__Written task__: What lines of the data include the string "that"? Copy them all.

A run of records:
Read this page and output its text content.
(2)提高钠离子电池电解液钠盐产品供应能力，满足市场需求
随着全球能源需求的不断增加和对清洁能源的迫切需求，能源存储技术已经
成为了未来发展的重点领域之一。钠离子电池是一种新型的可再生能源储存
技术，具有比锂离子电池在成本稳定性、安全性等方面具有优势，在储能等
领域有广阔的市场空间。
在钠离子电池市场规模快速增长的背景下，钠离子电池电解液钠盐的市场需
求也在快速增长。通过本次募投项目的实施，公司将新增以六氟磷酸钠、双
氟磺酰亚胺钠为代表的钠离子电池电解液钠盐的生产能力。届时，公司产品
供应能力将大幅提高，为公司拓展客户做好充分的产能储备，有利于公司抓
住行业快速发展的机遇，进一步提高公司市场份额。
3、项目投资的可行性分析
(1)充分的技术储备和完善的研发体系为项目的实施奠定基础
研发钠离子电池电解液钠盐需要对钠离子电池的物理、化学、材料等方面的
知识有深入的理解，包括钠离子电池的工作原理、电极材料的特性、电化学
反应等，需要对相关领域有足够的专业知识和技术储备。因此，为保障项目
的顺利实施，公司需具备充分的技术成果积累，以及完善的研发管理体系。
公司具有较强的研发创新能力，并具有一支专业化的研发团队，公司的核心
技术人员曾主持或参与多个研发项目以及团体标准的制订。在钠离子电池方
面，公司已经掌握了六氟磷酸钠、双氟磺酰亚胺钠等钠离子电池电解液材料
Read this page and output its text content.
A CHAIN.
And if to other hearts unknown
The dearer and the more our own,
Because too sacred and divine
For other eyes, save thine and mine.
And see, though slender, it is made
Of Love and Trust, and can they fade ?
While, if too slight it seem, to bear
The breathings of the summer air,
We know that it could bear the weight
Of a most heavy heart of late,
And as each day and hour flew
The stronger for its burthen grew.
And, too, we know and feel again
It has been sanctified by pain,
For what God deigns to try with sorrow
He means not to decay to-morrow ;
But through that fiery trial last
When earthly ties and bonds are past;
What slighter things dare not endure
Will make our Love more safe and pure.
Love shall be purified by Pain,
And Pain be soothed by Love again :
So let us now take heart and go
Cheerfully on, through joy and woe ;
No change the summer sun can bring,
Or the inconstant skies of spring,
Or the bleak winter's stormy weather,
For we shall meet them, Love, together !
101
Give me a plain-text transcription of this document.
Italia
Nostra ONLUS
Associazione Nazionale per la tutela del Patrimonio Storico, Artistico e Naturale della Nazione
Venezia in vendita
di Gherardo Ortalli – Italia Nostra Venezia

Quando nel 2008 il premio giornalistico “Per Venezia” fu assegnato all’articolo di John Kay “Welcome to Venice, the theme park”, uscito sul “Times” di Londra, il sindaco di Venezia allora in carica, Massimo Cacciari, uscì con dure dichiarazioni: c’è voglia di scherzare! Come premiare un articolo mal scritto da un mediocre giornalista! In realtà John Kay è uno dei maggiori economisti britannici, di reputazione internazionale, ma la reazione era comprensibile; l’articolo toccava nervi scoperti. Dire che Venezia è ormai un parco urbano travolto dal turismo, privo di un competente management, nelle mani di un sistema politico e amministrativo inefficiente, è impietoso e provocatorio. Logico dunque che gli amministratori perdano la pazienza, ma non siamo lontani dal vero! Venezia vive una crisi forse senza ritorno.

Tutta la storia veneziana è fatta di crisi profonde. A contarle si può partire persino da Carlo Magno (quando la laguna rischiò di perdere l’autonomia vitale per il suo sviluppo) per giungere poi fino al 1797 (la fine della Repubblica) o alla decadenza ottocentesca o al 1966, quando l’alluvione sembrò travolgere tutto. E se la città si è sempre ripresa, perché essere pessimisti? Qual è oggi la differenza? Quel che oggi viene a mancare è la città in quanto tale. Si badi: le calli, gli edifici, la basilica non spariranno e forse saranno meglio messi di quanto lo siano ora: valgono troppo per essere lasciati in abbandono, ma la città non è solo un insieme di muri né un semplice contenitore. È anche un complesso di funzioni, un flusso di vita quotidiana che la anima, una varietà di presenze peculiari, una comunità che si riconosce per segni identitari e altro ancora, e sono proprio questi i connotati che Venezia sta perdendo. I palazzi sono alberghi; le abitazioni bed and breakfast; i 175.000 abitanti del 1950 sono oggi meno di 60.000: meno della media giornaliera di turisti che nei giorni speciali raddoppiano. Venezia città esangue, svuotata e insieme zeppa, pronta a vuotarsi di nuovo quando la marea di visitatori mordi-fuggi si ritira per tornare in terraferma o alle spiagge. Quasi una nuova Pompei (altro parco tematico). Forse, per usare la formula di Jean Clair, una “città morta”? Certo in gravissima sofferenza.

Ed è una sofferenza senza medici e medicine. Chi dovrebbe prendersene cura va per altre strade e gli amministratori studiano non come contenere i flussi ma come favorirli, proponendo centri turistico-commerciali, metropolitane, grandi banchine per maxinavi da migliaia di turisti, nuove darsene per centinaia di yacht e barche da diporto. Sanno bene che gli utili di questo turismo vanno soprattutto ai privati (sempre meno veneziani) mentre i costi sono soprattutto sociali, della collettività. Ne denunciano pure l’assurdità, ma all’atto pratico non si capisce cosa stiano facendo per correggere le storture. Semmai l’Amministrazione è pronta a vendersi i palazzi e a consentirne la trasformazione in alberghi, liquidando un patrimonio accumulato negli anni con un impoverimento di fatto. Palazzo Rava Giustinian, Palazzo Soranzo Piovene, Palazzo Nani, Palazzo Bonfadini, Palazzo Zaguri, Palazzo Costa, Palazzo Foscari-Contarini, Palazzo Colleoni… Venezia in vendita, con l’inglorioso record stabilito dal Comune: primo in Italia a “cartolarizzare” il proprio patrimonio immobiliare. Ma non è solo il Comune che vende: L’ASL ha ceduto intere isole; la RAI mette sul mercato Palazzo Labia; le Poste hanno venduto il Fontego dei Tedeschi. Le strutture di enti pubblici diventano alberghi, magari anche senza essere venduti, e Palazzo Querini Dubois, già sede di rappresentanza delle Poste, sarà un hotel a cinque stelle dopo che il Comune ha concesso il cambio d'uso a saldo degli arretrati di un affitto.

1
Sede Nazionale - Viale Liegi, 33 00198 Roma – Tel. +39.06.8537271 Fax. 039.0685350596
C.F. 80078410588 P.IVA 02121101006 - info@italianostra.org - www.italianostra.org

__Output for this task__:
We know that it could bear the weight
But through that fiery trial last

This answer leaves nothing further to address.